____ Text segment

11.06Waiver. Unless prohibited by Law, the covenants, obligations, agreements or conditions hereunder may be waived by the other Party to whom such compliance is owed by an instrument in writing duly executed by the Party granting such waiver. No waiver of any provision of this Agreement will be deemed, or will constitute, a waiver of any other term or provision, whether or not similar, or any subsequent breach or failure to comply with any such covenant, obligation, agreement or condition, nor will any waiver constitute a continuing waiver.
11.07Amendment. This Agreement may not be amended or modified except by an instrument in writing signed by or on behalf of each of the Parties.
11.08Assignment; Binding Effect. Neither Party may assign, transfer or otherwise encumber this Agreement or its rights or obligations hereunder, in whole or in part, whether voluntarily or by operation of Law, without the prior written consent of the other Party, and any attempted assignment without such consent shall be void and without legal effect; provided that Buyer may assign or transfer its rights and obligations under this Agreement, in whole or from time to time in part, to any Affiliate of Buyer, provided that such transfer or assignment shall not relieve Buyer of its obligations hereunder or enlarge, alter or change any obligation of any Party hereto. Subject to the preceding sentence, this Agreement shall be binding upon and shall inure to the benefit of the parties hereto and their respective successors and permitted assigns.

________

Please list every section heading in the contract excerpt, each with its section number.

____ Entries

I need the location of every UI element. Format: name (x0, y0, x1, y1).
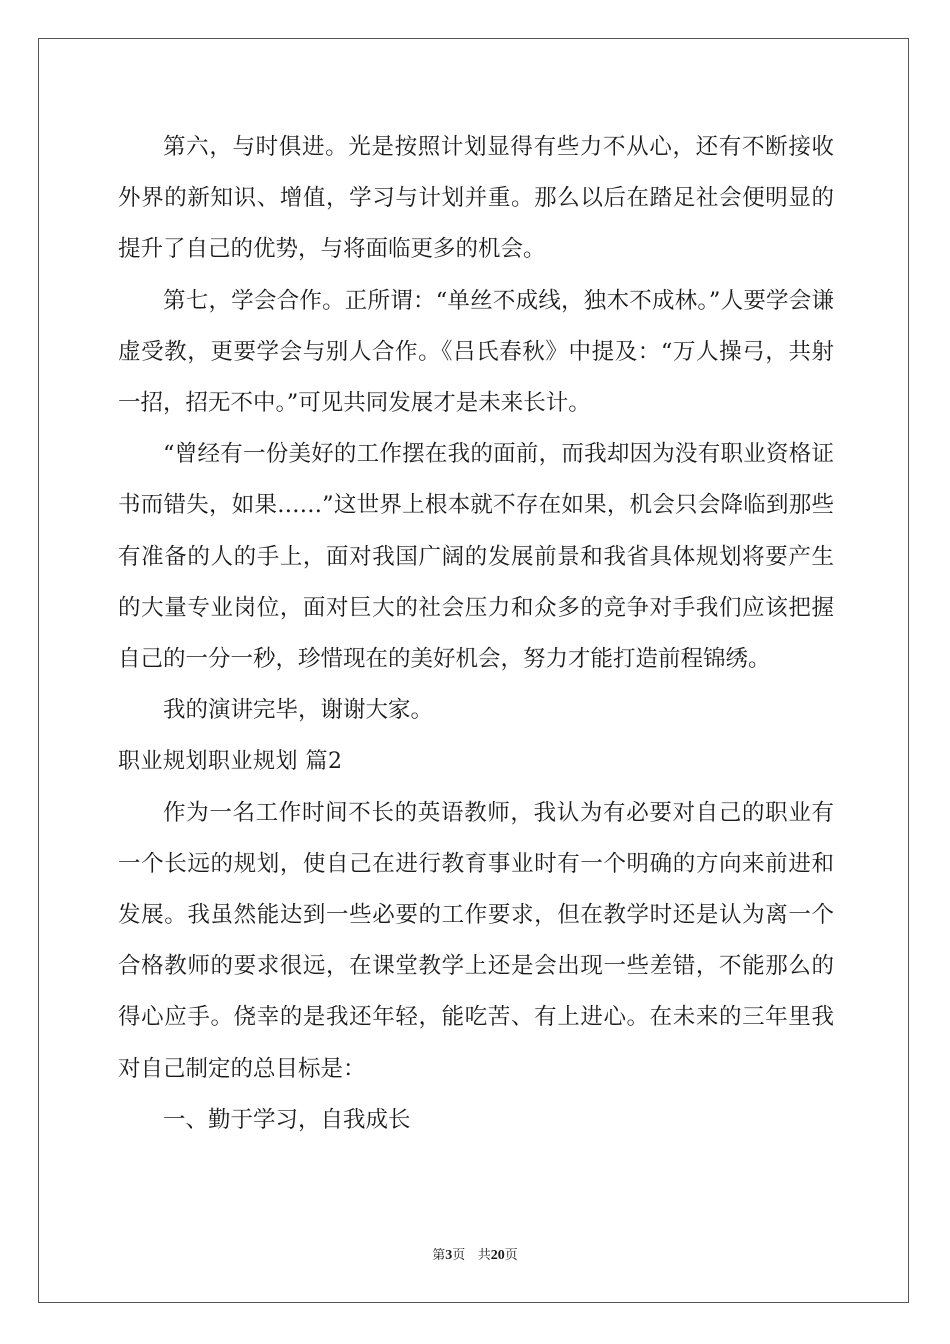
footer-total-pages: 20 (490, 1248, 505, 1263)
section-heading: 职业规划职业规划 篇2 (118, 749, 343, 775)
paragraph-opportunity: “曾经有一份美好的工作摆在我的面前，而我却因为没有职业资格证书而错失，如果……”这世界上根本就不存在如果，机会只会降临到那些有准备的人的手上，面对我国广阔的发展前景和我省具体规划将要产生的大量专业岗位，面对巨大的社会压力和众多的竞争对手我们应该把握自己的一分一秒，珍惜现在的美好机会，努力才能打造前程锦绣。 (118, 441, 834, 673)
document-body (118, 122, 834, 1146)
paragraph-teacher-plan: 作为一名工作时间不长的英语教师，我认为有必要对自己的职业有一个长远的规划，使自己在进行教育事业时有一个明确的方向来前进和发展。我虽然能达到一些必要的工作要求，但在教学时还是认为离一个合格教师的要求很远，在课堂教学上还是会出现一些差错，不能那么的得心应手。侥幸的是我还年轻，能吃苦、有上进心。在未来的三年里我对自己制定的总目标是： (118, 799, 834, 1082)
footer-total-prefix: 共 (477, 1248, 491, 1263)
footer-current-page: 3 (445, 1248, 453, 1263)
paragraph-7-cooperation: 第七，学会合作。正所谓：“单丝不成线，独木不成林。”人要学会谦虚受教，更要学会与别人合作。《吕氏春秋》中提及：“万人操弓，共射一招，招无不中。”可见共同发展才是未来长计。 (118, 287, 834, 417)
footer-page-unit: 页 (452, 1248, 466, 1263)
paragraph-closing: 我的演讲完毕，谢谢大家。 (163, 697, 434, 724)
paragraph-goal-one: 一、勤于学习，自我成长 (163, 1106, 411, 1133)
page-footer (0, 1244, 950, 1264)
footer-total-unit: 页 (504, 1248, 518, 1263)
footer-prefix: 第 (432, 1248, 446, 1263)
paragraph-6-keep-pace: 第六，与时俱进。光是按照计划显得有些力不从心，还有不断接收外界的新知识、增值，学习与计划并重。那么以后在踏足社会便明显的提升了自己的优势，与将面临更多的机会。 (118, 134, 834, 263)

________

* The result
- 11.06 Waiver
- 11.07 Amendment
- 11.08 Assignment; Binding Effect